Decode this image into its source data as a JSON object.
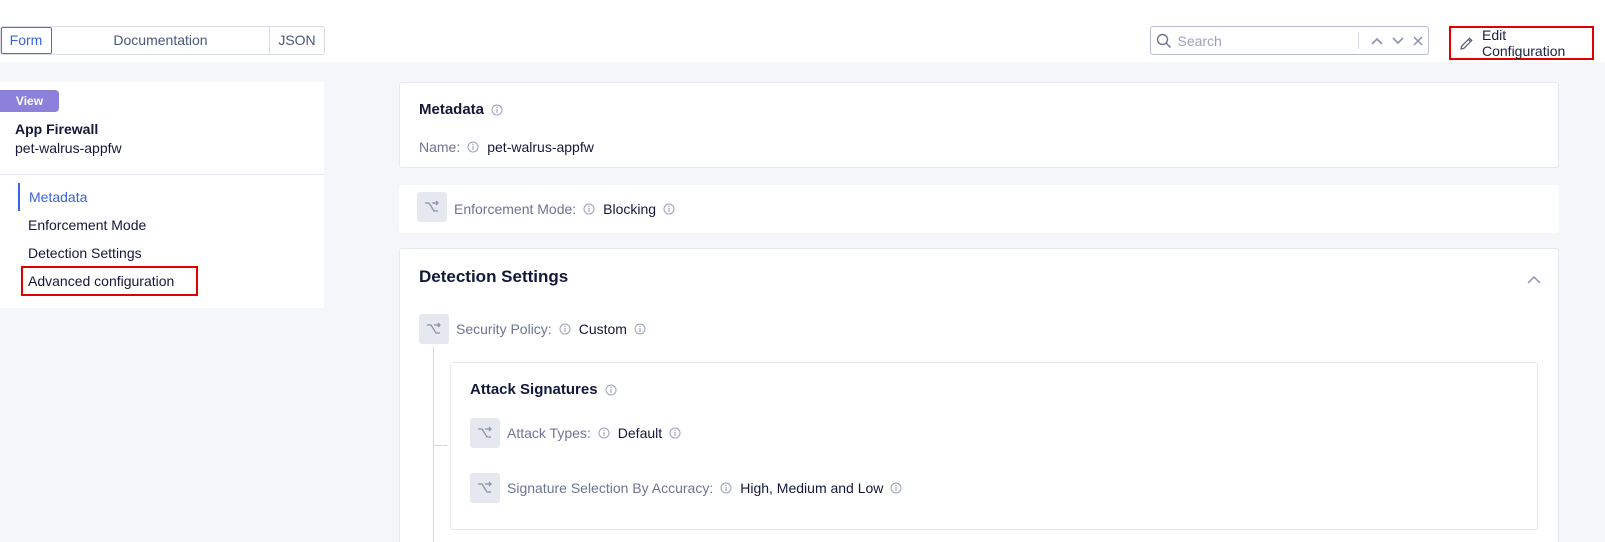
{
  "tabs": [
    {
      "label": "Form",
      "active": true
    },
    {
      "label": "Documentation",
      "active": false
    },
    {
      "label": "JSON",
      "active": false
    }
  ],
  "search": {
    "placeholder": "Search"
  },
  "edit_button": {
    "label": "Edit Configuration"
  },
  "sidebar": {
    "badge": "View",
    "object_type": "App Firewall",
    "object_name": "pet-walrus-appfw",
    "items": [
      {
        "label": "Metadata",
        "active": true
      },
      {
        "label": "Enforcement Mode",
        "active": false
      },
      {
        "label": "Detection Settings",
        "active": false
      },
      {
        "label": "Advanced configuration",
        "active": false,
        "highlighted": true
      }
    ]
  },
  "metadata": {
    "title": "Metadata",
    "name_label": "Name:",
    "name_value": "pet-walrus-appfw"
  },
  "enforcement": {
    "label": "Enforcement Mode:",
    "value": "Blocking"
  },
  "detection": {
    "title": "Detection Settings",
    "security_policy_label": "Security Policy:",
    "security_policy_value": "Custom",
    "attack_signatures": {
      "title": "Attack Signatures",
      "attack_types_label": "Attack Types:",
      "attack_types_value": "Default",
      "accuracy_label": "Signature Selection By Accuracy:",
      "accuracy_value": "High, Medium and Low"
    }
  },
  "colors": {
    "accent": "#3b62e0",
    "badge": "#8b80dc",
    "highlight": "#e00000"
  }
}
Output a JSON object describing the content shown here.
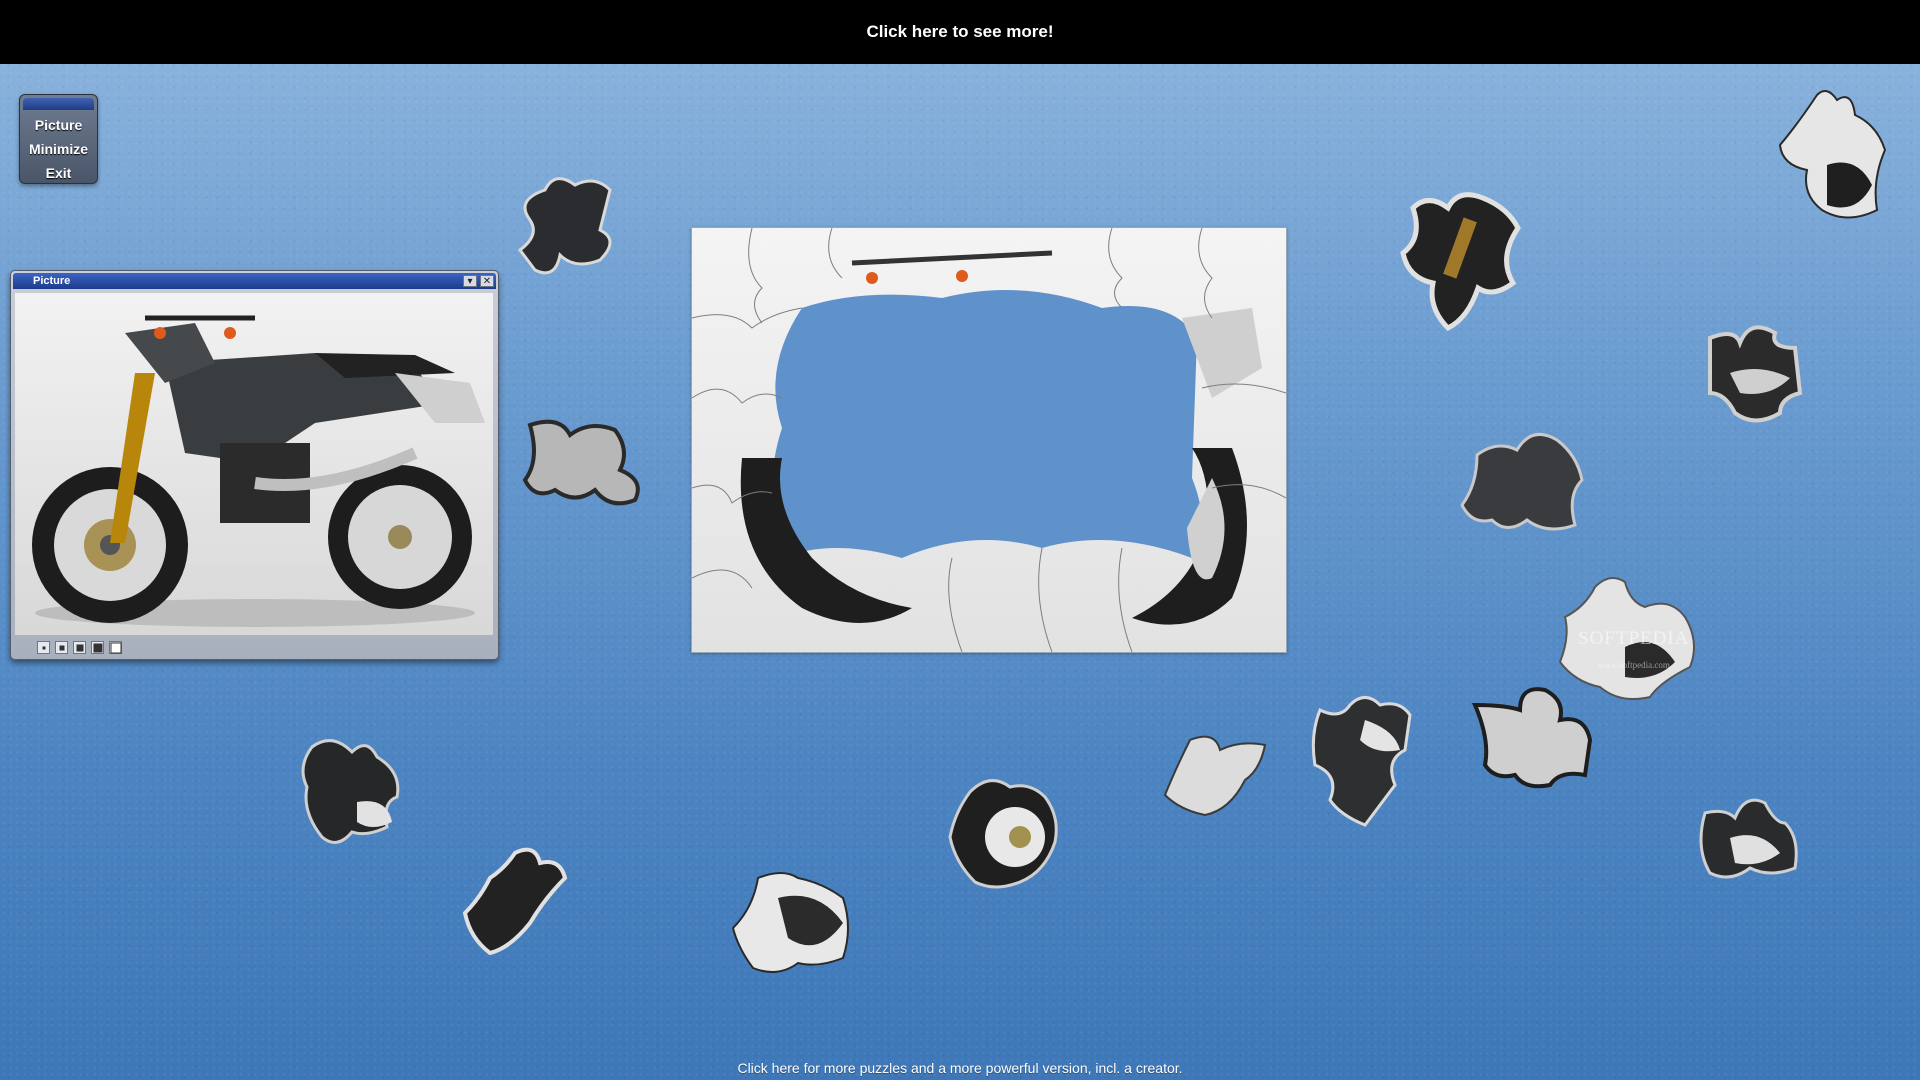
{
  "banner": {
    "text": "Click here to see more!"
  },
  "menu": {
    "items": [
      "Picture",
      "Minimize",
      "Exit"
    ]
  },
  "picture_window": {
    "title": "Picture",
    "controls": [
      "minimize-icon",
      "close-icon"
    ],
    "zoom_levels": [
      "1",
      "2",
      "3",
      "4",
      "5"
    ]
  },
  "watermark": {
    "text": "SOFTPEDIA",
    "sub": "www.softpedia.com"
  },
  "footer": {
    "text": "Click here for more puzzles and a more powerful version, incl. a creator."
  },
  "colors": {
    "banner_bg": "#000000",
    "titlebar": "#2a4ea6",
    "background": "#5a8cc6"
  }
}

* * * * *

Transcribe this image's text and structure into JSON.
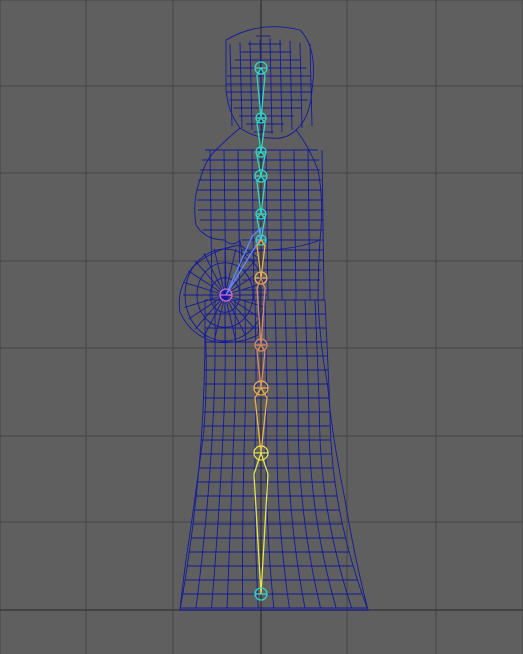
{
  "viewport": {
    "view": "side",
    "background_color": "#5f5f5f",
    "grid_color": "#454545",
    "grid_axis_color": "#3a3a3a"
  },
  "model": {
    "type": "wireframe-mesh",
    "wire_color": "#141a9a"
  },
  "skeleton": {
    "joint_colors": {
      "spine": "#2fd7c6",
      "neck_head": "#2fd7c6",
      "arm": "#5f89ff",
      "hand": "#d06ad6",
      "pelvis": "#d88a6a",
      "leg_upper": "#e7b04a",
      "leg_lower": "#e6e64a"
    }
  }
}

* * * * *

EXERCISE AIM – Spot every line that holds "here" and copy it.

COMPLETE RESPONSE –
Output a JSON object describing the content shown here.
    "text": "Click here to see more!"
    "text": "Click here for more puzzles and a more powerful version, incl. a creator."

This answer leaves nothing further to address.